### YOUR OBJECTIVE
Look over the lines below. Report each one that includes the string "Householder".

### RECORDED INFORMATION

--- Start ---

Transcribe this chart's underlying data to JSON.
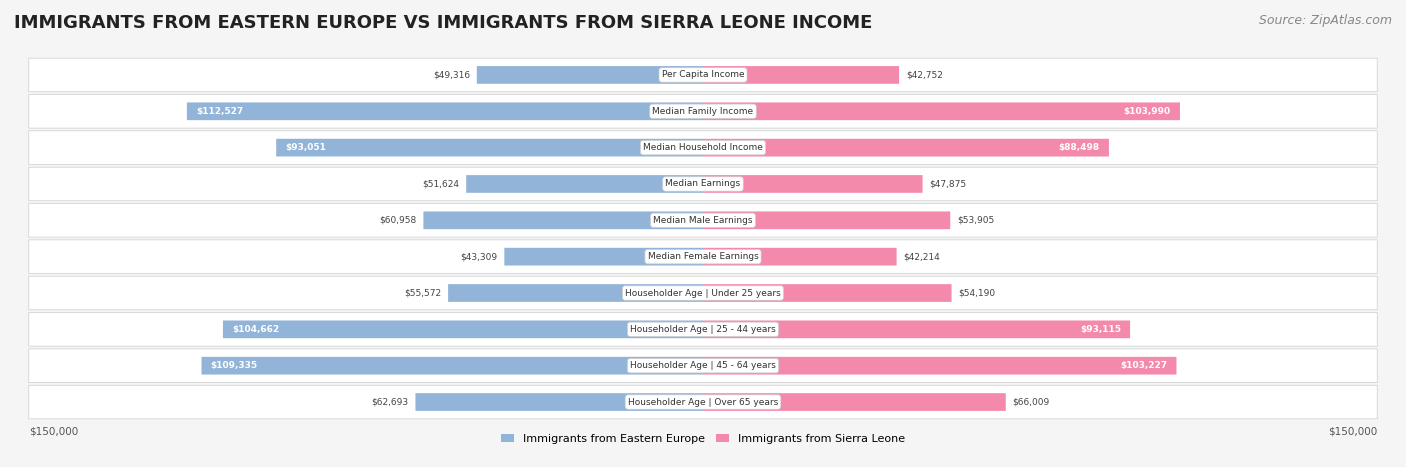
{
  "title": "IMMIGRANTS FROM EASTERN EUROPE VS IMMIGRANTS FROM SIERRA LEONE INCOME",
  "source": "Source: ZipAtlas.com",
  "categories": [
    "Per Capita Income",
    "Median Family Income",
    "Median Household Income",
    "Median Earnings",
    "Median Male Earnings",
    "Median Female Earnings",
    "Householder Age | Under 25 years",
    "Householder Age | 25 - 44 years",
    "Householder Age | 45 - 64 years",
    "Householder Age | Over 65 years"
  ],
  "eastern_europe": [
    49316,
    112527,
    93051,
    51624,
    60958,
    43309,
    55572,
    104662,
    109335,
    62693
  ],
  "sierra_leone": [
    42752,
    103990,
    88498,
    47875,
    53905,
    42214,
    54190,
    93115,
    103227,
    66009
  ],
  "eastern_europe_labels": [
    "$49,316",
    "$112,527",
    "$93,051",
    "$51,624",
    "$60,958",
    "$43,309",
    "$55,572",
    "$104,662",
    "$109,335",
    "$62,693"
  ],
  "sierra_leone_labels": [
    "$42,752",
    "$103,990",
    "$88,498",
    "$47,875",
    "$53,905",
    "$42,214",
    "$54,190",
    "$93,115",
    "$103,227",
    "$66,009"
  ],
  "max_val": 150000,
  "color_eastern": "#92b4d8",
  "color_sierra": "#f48aab",
  "color_eastern_dark": "#6699cc",
  "color_sierra_dark": "#f06090",
  "bg_color": "#f5f5f5",
  "row_bg": "#ffffff",
  "legend_eastern": "Immigrants from Eastern Europe",
  "legend_sierra": "Immigrants from Sierra Leone",
  "axis_label_left": "$150,000",
  "axis_label_right": "$150,000",
  "title_fontsize": 13,
  "source_fontsize": 9
}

--- End ---

### THE REPLY
    "Householder Age | Under 25 years",
    "Householder Age | 25 - 44 years",
    "Householder Age | 45 - 64 years",
    "Householder Age | Over 65 years"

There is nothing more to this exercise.